■ Supplied passage ■
---

More Related to this Story

But Kia and Hyundai are also competing toe-to-toe in the marketplace. A base Optima LX starts at $21,995, only $654 less than a base Hyundai Sonata. Opt for the automatic six-speed transmission in both, which virtually all buyers will likely do, the difference melts to less than $200, or about the cost of some upgraded floor mats. By the time you're at the top-end trim of each that includes the in-dash navigation system, the $32,095 Optima actually lists at $1,096 more than the Sonata.

Did someone forget to tell Hyundai that it's the upscale sibling now? No, this price difference likely has more to do with features newly available on the Kia Optima that aren't offered on the Sonata, or many cars at all at anywhere near 32 grand, such as a heated steering wheel, a two-position driver's memory seat, Xenon HID headlights, twin sunroofs plus heated and cooled front seats. Throw in the fact that all Optimas offer a healthy 9.4 cm more rear seat legroom than the Sonata, and the Optima makes a compelling case for itself over the Sonata, which is already one of the best intermediate sedans out there.

The vast majority of Optimas that will arrive in Kia dealerships later this month will be powered by the same direct-injected, 2.4-litre, four-cylinder engine as in the Sonata. However, the smooth but occasionally loud-ish Kia engine offers 200 hp (two more than the Sonata) - more power than the majority of base four-cylinder mid-size sedans.

It also has better published fuel economy numbers than its closest rivals, at 8.7 litres/100 km city and 5.7 highway. It won't match the numbers of its hybrid competitors, including the Sonata, but the Optima is slated to receive its own hybrid version before the end of the year.

To at least partly compensate, every automatic-equipped Optima will receive an Eco button on the steering wheel, which Kia says is part of an Active Eco system that adjusts engine mapping to a slightly more economical mode, capable of providing a 2 per cent increase in fuel economy at the slight expense of response. Kia insists all its fuel economy tests were done in regular mode, meaning without pressing the Eco button, but in a few instances of trying, I couldn't detect much if any difference.

The Optima only offers shift paddles on the top-of-the-heap turbocharged SX, which comes with a smaller but more powerful 2.0-litre four that pumps out 274 hp and 269 lb-ft of torque, identical figures to the turbocharged Sonata 2.0T. Incredibly, Kia quotes fuel economy figures of 9.2 city and 5.8 highway, which is competitive with most four-cylinder sedans, though you obviously won't be anywhere near this if you regularly whip all 274 horses around with your right foot. Still, like in the Sonata, it's V-6 power with at least the potential for four-cylinder frugality, and it uses regular fuel.

On the downside to the SX, its shift paddles mean you'll have to give up the comforting heated steering wheel, though lots of (pricier) vehicles manage to employ both. Kia also packages its turbo model differently, coming equipped only as a navi-equipped range-topping Optima that lists at $33,695, or just a couple hundred over the top Sonata 2.0T Limited, though Hyundai does offer the turbo engine in a less exhaustively optioned model for $28,999.

---

■ Written problem A ■
Decide whether each statement agrees with the Kia Optima review, answering yes or no and quoting the words from the Kia Optima review that settle it: (i) the base Optima LX starts at $21,995; (ii) the Optima's four-cylinder engine has less horsepower than the Sonata's; (iii) the turbocharged SX can be had with both shift paddles and a heated steering wheel.

Dataset rows:

---

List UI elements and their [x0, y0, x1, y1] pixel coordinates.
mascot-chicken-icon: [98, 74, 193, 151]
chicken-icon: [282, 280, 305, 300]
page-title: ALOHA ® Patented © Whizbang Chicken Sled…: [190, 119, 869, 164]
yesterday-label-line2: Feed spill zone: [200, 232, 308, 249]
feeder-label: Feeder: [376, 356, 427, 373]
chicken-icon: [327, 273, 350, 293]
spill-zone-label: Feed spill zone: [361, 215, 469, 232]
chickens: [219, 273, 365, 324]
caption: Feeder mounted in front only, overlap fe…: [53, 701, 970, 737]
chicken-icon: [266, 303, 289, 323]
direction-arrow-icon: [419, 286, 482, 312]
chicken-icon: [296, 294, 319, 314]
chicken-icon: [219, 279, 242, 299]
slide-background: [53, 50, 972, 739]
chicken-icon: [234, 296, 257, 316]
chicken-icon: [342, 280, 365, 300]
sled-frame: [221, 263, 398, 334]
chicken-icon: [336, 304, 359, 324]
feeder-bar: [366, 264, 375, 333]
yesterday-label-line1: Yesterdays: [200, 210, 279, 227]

---

■ Written problem B ■
Return the dataset rows unchanged, starting at the first line of the rows and ending at the line that contains "chicken-icon: [219, 279, 242, 299]", with both of those lines included and nothing else.

■ Solution A ■
(i) Yes: "A base Optima LX starts at $21,995"
(ii) No: "the smooth but occasionally loud-ish Kia engine offers 200 hp (two more than the Sonata)"
(iii) No: "its shift paddles mean you'll have to give up the comforting heated steering wheel"

■ Solution B ■
List UI elements and their [x0, y0, x1, y1] pixel coordinates.
mascot-chicken-icon: [98, 74, 193, 151]
chicken-icon: [282, 280, 305, 300]
page-title: ALOHA ® Patented © Whizbang Chicken Sled…: [190, 119, 869, 164]
yesterday-label-line2: Feed spill zone: [200, 232, 308, 249]
feeder-label: Feeder: [376, 356, 427, 373]
chicken-icon: [327, 273, 350, 293]
spill-zone-label: Feed spill zone: [361, 215, 469, 232]
chickens: [219, 273, 365, 324]
caption: Feeder mounted in front only, overlap fe…: [53, 701, 970, 737]
chicken-icon: [266, 303, 289, 323]
direction-arrow-icon: [419, 286, 482, 312]
chicken-icon: [296, 294, 319, 314]
chicken-icon: [219, 279, 242, 299]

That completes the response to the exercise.